Peruvian Segunda División
- Season: 1959
- Dates: 20 June 1959 – 1 November 1959
- Champions: Mariscal Sucre
- Runner up: KDT Nacional
- Relegated: San Antonio Miraflores
- Matches: 90
- Goals: 285 (3.17 per match)
- Top goalscorer: Héctor Aliaga (15)

= 1959 Peruvian Segunda División =

The 1959 Peruvian Segunda División, the second division of Peruvian football (soccer), was played by 10 teams. The tournament winner, Mariscal Sucre was promoted to the 1960 Peruvian Primera División.

==Competition format==
All teams faced each other in a double round-robin format, playing home and away matches. The team that accumulated the highest number of points at the end of the season was automatically crowned champion and promoted to the Peruvian Primera División, while the team with the fewest points was relegated to the Ligas Provinciales de Lima y Callao.

Two points were awarded for a win, one point for a draw, and no points for a loss.

■ **Entries provided**
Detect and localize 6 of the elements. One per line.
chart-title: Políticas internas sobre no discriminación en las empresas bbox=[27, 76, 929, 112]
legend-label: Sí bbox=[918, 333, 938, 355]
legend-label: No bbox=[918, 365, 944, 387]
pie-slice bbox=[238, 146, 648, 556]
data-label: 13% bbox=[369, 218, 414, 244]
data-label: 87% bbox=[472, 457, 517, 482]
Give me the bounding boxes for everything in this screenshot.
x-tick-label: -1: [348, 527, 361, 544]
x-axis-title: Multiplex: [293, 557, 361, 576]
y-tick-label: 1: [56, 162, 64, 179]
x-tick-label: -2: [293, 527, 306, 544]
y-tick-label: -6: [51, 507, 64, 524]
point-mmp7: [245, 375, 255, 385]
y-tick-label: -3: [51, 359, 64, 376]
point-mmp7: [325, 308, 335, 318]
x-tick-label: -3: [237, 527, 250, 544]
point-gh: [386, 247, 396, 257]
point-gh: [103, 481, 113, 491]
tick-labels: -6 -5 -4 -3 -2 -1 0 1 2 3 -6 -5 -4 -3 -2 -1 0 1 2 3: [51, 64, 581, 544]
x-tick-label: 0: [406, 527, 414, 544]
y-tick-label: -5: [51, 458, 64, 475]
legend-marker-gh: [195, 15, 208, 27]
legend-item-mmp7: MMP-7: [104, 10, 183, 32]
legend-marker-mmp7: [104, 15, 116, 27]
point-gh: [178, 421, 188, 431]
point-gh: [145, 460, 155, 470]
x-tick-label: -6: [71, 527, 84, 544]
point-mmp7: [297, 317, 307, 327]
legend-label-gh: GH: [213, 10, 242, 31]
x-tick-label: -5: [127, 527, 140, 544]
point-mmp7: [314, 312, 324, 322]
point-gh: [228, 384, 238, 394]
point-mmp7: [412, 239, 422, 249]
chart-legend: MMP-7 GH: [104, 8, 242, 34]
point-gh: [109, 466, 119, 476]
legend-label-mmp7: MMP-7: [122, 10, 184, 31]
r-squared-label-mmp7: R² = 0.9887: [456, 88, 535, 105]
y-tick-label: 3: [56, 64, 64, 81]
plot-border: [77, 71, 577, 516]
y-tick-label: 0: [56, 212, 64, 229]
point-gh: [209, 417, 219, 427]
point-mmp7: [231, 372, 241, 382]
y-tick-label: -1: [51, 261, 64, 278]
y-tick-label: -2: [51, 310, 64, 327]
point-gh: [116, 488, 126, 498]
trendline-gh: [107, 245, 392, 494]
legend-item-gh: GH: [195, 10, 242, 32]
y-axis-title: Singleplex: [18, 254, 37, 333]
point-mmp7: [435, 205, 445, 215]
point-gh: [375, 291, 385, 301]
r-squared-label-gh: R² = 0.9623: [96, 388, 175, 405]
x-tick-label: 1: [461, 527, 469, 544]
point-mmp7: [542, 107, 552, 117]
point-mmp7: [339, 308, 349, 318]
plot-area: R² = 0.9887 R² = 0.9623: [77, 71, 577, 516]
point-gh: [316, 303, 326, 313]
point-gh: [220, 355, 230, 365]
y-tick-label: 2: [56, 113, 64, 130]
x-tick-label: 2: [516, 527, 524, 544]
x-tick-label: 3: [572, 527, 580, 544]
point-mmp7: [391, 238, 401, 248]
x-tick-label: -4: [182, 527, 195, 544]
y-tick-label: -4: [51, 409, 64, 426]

■ **Task statement**
Answer from the 1959 Peruvian Segunda División text:
1. How many teams played in the tournament?
2. Who was the top goalscorer, and with how many goals?
3. How many points did a draw earn?
The material comes from a separate source.

■ **Exercise output**
1. 10 teams
2. Héctor Aliaga, with 15 goals
3. One point